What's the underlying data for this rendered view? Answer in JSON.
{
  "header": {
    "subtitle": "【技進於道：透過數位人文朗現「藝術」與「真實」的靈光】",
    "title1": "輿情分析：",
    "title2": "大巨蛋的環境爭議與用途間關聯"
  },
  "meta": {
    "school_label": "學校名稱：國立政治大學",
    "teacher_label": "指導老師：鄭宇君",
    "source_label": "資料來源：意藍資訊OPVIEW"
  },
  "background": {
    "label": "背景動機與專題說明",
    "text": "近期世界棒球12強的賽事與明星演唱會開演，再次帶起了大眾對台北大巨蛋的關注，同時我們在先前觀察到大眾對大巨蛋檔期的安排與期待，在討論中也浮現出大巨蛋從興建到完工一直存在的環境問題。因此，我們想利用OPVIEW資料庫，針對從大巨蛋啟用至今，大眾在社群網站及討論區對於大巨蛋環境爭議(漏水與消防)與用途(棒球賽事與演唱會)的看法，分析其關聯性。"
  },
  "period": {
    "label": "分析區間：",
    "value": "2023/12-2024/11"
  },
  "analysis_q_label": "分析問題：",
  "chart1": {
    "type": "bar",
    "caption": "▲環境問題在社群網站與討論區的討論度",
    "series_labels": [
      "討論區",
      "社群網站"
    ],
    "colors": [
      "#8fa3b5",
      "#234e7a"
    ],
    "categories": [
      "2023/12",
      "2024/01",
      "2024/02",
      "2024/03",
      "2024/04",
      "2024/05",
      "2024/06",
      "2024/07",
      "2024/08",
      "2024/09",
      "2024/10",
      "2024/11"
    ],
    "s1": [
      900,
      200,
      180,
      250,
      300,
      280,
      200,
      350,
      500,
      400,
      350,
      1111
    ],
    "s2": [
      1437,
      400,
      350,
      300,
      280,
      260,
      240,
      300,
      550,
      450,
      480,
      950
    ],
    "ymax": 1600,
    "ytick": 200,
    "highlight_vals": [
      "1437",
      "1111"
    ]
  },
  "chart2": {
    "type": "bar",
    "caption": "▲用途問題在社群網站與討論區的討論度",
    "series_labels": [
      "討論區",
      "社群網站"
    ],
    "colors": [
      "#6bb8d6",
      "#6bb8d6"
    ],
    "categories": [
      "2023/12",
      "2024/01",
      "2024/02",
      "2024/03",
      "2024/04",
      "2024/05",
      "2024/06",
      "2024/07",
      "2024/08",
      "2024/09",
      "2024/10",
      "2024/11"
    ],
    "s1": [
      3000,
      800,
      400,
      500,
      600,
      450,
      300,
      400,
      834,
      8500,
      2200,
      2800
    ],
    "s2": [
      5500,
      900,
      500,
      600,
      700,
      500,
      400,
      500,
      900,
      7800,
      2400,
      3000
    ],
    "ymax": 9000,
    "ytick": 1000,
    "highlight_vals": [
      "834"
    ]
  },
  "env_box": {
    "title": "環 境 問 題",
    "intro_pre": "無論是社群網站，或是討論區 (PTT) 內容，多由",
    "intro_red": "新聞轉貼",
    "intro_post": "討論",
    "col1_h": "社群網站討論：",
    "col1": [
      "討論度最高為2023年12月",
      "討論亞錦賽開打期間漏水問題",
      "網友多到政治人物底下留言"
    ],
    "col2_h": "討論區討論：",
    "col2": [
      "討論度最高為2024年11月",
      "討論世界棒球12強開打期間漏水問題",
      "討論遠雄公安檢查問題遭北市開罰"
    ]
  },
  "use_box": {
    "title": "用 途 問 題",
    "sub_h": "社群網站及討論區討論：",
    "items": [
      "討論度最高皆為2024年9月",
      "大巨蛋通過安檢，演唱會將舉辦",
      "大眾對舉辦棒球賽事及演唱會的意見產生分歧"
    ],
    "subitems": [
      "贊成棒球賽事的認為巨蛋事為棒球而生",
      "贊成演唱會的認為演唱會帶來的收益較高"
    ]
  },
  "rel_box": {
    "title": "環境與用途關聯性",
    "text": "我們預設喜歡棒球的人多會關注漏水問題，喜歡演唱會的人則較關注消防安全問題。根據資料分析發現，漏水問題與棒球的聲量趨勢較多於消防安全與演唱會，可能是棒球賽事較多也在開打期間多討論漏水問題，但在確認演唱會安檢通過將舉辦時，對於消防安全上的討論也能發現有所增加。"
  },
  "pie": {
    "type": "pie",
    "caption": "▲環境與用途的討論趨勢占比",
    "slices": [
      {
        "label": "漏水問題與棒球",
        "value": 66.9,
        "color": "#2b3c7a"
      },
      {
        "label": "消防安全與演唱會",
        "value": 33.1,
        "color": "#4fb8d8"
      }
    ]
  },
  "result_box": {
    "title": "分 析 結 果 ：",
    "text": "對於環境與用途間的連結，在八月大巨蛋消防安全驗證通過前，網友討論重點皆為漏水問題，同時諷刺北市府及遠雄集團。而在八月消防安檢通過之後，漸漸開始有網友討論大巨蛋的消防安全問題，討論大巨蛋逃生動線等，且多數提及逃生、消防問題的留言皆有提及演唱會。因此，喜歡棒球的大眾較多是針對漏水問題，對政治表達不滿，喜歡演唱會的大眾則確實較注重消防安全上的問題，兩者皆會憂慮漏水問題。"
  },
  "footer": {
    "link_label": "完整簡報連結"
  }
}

^^^^^^^^^^^^^^^^

§ **TASK GOAL**
Above are some records; extract every one of them exactly.

§ **SOLUTION TO THIS EXERCISE**
What's the underlying data for this rendered view? Answer in JSON.
{
  "header": {
    "subtitle": "【技進於道：透過數位人文朗現「藝術」與「真實」的靈光】",
    "title1": "輿情分析：",
    "title2": "大巨蛋的環境爭議與用途間關聯"
  },
  "meta": {
    "school_label": "學校名稱：國立政治大學",
    "teacher_label": "指導老師：鄭宇君",
    "source_label": "資料來源：意藍資訊OPVIEW"
  },
  "background": {
    "label": "背景動機與專題說明",
    "text": "近期世界棒球12強的賽事與明星演唱會開演，再次帶起了大眾對台北大巨蛋的關注，同時我們在先前觀察到大眾對大巨蛋檔期的安排與期待，在討論中也浮現出大巨蛋從興建到完工一直存在的環境問題。因此，我們想利用OPVIEW資料庫，針對從大巨蛋啟用至今，大眾在社群網站及討論區對於大巨蛋環境爭議(漏水與消防)與用途(棒球賽事與演唱會)的看法，分析其關聯性。"
  },
  "period": {
    "label": "分析區間：",
    "value": "2023/12-2024/11"
  },
  "analysis_q_label": "分析問題：",
  "chart1": {
    "type": "bar",
    "caption": "▲環境問題在社群網站與討論區的討論度",
    "series_labels": [
      "討論區",
      "社群網站"
    ],
    "colors": [
      "#8fa3b5",
      "#234e7a"
    ],
    "categories": [
      "2023/12",
      "2024/01",
      "2024/02",
      "2024/03",
      "2024/04",
      "2024/05",
      "2024/06",
      "2024/07",
      "2024/08",
      "2024/09",
      "2024/10",
      "2024/11"
    ],
    "s1": [
      900,
      200,
      180,
      250,
      300,
      280,
      200,
      350,
      500,
      400,
      350,
      1111
    ],
    "s2": [
      1437,
      400,
      350,
      300,
      280,
      260,
      240,
      300,
      550,
      450,
      480,
      950
    ],
    "ymax": 1600,
    "ytick": 200,
    "highlight_vals": [
      "1437",
      "1111"
    ]
  },
  "chart2": {
    "type": "bar",
    "caption": "▲用途問題在社群網站與討論區的討論度",
    "series_labels": [
      "討論區",
      "社群網站"
    ],
    "colors": [
      "#6bb8d6",
      "#6bb8d6"
    ],
    "categories": [
      "2023/12",
      "2024/01",
      "2024/02",
      "2024/03",
      "2024/04",
      "2024/05",
      "2024/06",
      "2024/07",
      "2024/08",
      "2024/09",
      "2024/10",
      "2024/11"
    ],
    "s1": [
      3000,
      800,
      400,
      500,
      600,
      450,
      300,
      400,
      834,
      8500,
      2200,
      2800
    ],
    "s2": [
      5500,
      900,
      500,
      600,
      700,
      500,
      400,
      500,
      900,
      7800,
      2400,
      3000
    ],
    "ymax": 9000,
    "ytick": 1000,
    "highlight_vals": [
      "834"
    ]
  },
  "env_box": {
    "title": "環 境 問 題",
    "intro_pre": "無論是社群網站，或是討論區 (PTT) 內容，多由",
    "intro_red": "新聞轉貼",
    "intro_post": "討論",
    "col1_h": "社群網站討論：",
    "col1": [
      "討論度最高為2023年12月",
      "討論亞錦賽開打期間漏水問題",
      "網友多到政治人物底下留言"
    ],
    "col2_h": "討論區討論：",
    "col2": [
      "討論度最高為2024年11月",
      "討論世界棒球12強開打期間漏水問題",
      "討論遠雄公安檢查問題遭北市開罰"
    ]
  },
  "use_box": {
    "title": "用 途 問 題",
    "sub_h": "社群網站及討論區討論：",
    "items": [
      "討論度最高皆為2024年9月",
      "大巨蛋通過安檢，演唱會將舉辦",
      "大眾對舉辦棒球賽事及演唱會的意見產生分歧"
    ],
    "subitems": [
      "贊成棒球賽事的認為巨蛋事為棒球而生",
      "贊成演唱會的認為演唱會帶來的收益較高"
    ]
  },
  "rel_box": {
    "title": "環境與用途關聯性",
    "text": "我們預設喜歡棒球的人多會關注漏水問題，喜歡演唱會的人則較關注消防安全問題。根據資料分析發現，漏水問題與棒球的聲量趨勢較多於消防安全與演唱會，可能是棒球賽事較多也在開打期間多討論漏水問題，但在確認演唱會安檢通過將舉辦時，對於消防安全上的討論也能發現有所增加。"
  },
  "pie": {
    "type": "pie",
    "caption": "▲環境與用途的討論趨勢占比",
    "slices": [
      {
        "label": "漏水問題與棒球",
        "value": 66.9,
        "color": "#2b3c7a"
      },
      {
        "label": "消防安全與演唱會",
        "value": 33.1,
        "color": "#4fb8d8"
      }
    ]
  },
  "result_box": {
    "title": "分 析 結 果 ：",
    "text": "對於環境與用途間的連結，在八月大巨蛋消防安全驗證通過前，網友討論重點皆為漏水問題，同時諷刺北市府及遠雄集團。而在八月消防安檢通過之後，漸漸開始有網友討論大巨蛋的消防安全問題，討論大巨蛋逃生動線等，且多數提及逃生、消防問題的留言皆有提及演唱會。因此，喜歡棒球的大眾較多是針對漏水問題，對政治表達不滿，喜歡演唱會的大眾則確實較注重消防安全上的問題，兩者皆會憂慮漏水問題。"
  },
  "footer": {
    "link_label": "完整簡報連結"
  }
}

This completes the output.